### SUPPLIED RECORDS
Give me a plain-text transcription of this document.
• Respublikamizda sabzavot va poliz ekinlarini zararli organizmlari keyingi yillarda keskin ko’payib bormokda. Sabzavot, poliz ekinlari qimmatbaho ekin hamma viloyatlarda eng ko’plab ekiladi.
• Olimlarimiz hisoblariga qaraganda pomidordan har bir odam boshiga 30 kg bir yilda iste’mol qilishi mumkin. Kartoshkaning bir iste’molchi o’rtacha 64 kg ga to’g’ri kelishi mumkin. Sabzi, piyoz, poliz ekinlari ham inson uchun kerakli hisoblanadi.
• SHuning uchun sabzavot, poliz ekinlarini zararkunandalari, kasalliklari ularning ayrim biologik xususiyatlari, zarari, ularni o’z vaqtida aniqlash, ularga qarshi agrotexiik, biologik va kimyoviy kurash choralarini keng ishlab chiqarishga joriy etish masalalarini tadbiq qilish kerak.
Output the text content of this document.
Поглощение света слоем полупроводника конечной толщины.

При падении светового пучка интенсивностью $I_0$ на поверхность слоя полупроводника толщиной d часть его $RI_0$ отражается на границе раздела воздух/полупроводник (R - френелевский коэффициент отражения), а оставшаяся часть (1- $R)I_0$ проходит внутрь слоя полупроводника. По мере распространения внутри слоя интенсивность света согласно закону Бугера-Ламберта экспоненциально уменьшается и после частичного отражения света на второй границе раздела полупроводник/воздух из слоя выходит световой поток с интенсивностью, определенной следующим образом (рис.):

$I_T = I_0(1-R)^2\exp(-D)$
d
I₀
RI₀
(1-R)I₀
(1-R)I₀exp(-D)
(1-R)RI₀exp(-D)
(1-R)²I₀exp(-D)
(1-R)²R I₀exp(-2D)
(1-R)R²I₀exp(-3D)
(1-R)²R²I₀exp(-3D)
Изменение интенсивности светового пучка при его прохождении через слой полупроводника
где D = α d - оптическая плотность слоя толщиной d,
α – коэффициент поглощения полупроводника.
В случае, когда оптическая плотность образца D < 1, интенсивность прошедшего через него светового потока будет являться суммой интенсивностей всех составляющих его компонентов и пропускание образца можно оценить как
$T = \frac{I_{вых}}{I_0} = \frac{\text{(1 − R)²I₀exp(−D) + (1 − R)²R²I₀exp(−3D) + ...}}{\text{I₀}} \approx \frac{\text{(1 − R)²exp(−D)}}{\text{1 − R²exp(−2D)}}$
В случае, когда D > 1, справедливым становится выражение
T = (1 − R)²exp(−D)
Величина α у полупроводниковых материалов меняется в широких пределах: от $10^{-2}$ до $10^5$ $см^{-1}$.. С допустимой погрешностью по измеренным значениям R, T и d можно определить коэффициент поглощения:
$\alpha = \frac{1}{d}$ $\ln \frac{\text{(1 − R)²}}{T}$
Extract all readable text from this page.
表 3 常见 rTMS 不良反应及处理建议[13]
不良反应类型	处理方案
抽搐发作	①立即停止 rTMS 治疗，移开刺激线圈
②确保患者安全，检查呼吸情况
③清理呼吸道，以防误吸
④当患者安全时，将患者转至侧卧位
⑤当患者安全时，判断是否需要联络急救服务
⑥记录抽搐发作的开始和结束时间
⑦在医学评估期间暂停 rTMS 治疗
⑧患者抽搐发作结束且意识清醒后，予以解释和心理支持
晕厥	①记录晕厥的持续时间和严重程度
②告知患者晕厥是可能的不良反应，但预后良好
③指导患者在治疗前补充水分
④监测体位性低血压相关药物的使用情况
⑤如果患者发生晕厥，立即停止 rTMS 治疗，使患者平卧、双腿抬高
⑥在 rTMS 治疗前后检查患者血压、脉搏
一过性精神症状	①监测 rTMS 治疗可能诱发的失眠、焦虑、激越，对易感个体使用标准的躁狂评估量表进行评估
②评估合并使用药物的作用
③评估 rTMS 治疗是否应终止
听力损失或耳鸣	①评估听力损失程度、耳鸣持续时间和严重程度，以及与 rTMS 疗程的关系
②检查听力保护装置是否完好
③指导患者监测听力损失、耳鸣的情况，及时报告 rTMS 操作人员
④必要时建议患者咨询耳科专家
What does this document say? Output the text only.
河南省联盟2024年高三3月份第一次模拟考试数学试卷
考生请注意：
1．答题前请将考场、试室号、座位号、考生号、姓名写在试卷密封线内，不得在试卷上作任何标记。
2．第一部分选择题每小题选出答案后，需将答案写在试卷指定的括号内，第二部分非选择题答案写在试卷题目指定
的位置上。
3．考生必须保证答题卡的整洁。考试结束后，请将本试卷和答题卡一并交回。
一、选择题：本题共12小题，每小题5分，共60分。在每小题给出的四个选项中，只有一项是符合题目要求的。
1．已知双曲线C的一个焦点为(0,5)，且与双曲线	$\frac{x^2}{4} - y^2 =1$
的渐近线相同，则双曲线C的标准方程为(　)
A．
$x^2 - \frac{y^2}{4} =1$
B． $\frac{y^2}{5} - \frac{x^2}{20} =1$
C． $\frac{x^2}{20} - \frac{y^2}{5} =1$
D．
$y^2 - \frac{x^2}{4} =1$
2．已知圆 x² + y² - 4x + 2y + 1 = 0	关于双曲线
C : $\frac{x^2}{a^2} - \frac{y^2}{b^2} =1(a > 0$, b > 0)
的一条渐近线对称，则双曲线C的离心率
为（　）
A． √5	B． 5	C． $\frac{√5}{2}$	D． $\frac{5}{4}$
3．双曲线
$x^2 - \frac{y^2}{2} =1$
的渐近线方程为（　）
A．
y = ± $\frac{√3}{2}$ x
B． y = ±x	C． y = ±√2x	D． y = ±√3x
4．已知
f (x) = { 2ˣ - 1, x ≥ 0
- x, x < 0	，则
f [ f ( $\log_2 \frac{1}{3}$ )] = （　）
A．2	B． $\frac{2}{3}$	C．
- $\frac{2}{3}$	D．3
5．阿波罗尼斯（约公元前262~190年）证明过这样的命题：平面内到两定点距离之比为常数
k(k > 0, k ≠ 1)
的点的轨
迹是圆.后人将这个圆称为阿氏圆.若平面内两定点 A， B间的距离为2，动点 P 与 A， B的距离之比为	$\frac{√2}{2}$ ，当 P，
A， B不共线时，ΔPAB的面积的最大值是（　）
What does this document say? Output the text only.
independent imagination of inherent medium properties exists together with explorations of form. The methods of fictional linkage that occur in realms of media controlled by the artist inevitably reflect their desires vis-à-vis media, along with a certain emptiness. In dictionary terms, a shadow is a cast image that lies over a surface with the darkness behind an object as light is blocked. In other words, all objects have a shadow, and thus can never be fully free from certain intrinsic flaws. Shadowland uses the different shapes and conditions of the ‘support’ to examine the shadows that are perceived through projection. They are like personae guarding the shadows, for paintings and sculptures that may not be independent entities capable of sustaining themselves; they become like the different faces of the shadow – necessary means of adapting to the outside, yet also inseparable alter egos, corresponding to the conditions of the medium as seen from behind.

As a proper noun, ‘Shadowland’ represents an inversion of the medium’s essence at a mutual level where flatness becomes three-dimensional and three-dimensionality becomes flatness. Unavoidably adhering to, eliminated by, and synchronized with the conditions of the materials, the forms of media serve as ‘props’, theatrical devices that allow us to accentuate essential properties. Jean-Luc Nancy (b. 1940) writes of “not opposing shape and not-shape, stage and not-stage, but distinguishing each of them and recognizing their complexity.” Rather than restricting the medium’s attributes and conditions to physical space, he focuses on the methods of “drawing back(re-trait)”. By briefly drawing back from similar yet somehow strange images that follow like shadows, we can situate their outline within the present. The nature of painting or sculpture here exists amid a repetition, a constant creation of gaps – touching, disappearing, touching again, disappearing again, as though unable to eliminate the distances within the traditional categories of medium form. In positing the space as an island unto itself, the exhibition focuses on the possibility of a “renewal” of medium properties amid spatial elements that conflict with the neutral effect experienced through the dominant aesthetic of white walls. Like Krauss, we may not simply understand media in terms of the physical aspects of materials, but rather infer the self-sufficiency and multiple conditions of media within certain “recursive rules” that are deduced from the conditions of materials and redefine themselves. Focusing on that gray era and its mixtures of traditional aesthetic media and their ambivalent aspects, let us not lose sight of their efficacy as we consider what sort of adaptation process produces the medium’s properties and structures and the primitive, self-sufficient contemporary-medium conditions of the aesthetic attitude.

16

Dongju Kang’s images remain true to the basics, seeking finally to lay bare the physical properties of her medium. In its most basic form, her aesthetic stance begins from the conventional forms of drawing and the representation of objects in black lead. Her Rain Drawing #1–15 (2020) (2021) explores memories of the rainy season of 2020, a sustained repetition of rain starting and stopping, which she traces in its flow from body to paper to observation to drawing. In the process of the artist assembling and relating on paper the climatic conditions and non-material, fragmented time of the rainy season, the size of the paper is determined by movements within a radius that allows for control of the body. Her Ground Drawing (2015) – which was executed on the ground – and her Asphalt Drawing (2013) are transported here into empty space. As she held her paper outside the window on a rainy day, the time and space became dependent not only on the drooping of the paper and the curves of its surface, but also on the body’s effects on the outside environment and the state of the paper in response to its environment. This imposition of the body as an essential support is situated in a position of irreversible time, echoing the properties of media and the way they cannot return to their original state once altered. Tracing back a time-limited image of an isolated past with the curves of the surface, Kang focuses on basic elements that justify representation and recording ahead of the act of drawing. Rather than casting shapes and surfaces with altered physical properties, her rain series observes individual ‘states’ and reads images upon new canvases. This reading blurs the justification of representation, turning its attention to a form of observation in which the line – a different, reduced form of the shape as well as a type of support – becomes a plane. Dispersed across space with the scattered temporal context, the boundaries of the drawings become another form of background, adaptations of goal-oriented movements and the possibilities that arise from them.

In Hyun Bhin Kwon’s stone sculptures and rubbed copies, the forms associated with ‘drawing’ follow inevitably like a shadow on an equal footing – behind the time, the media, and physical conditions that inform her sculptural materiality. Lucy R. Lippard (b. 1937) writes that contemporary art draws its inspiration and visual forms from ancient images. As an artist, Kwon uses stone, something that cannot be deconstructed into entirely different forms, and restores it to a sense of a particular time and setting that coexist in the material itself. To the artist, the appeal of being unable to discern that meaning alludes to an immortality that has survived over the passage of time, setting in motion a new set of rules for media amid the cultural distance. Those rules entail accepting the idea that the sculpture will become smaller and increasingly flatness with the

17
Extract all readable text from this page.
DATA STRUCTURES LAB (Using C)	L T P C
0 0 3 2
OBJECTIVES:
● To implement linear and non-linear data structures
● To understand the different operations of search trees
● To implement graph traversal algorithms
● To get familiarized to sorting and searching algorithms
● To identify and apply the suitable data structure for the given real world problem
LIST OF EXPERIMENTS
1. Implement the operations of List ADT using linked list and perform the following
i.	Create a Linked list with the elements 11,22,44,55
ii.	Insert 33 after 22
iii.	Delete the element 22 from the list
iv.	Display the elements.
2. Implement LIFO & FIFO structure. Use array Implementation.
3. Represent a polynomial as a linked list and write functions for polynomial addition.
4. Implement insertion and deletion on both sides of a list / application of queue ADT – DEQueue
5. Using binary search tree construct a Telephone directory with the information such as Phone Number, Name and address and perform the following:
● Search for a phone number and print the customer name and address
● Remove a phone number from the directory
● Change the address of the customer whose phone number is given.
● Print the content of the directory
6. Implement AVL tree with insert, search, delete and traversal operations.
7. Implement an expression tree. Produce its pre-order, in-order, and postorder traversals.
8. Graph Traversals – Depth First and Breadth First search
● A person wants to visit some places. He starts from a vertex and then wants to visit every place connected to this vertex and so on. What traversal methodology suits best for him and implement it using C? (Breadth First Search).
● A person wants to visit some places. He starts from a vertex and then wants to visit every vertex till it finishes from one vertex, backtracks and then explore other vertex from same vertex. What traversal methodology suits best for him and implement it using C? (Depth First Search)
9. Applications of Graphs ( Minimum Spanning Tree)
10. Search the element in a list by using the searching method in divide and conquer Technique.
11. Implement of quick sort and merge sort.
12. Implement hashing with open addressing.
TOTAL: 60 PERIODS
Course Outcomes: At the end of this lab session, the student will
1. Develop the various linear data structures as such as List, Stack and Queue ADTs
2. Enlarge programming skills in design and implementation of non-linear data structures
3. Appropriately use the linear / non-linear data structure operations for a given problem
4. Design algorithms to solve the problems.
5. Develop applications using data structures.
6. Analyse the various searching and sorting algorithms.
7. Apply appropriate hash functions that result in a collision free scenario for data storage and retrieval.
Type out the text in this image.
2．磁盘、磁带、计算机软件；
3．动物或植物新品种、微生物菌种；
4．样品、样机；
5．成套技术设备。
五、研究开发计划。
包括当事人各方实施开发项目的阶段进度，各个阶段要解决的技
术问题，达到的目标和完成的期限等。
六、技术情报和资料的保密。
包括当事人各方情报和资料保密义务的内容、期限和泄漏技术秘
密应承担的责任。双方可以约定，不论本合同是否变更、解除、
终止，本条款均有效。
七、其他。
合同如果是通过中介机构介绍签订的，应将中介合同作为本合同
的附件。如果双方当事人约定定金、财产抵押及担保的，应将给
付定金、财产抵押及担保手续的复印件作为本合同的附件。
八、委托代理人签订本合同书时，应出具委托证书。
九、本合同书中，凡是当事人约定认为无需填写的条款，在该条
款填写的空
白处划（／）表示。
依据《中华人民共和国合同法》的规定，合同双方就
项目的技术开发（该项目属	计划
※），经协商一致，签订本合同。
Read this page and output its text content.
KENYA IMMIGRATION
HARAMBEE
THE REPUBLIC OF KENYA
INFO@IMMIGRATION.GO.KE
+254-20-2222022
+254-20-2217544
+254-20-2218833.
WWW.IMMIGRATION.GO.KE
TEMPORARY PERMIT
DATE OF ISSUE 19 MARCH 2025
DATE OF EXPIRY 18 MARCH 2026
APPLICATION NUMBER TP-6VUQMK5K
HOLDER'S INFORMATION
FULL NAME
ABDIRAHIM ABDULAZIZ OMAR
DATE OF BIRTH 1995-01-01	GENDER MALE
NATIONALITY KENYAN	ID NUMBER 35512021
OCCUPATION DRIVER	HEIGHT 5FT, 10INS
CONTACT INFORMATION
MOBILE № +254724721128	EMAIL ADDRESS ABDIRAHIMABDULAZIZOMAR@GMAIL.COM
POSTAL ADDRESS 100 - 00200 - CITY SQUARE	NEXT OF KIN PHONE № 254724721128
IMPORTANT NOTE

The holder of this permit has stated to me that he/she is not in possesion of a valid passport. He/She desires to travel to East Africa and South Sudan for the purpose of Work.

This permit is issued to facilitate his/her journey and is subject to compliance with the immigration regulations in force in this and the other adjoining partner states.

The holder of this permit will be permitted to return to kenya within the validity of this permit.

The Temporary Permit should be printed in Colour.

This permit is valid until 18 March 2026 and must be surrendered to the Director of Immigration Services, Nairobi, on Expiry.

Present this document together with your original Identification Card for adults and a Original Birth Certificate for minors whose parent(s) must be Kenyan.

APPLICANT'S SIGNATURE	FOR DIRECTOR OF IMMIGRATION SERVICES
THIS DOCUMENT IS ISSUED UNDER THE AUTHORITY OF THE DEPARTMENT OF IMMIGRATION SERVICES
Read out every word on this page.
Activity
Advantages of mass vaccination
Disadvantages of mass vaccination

### WHAT THIS TASK INVOLVES
Write out each line of the data that holds the string "every".

### REPLY
● A person wants to visit some places. He starts from a vertex and then wants to visit every place connected to this vertex and so on. What traversal methodology suits best for him and implement it using C? (Breadth First Search).
● A person wants to visit some places. He starts from a vertex and then wants to visit every vertex till it finishes from one vertex, backtracks and then explore other vertex from same vertex. What traversal methodology suits best for him and implement it using C? (Depth First Search)
Read out every word on this page.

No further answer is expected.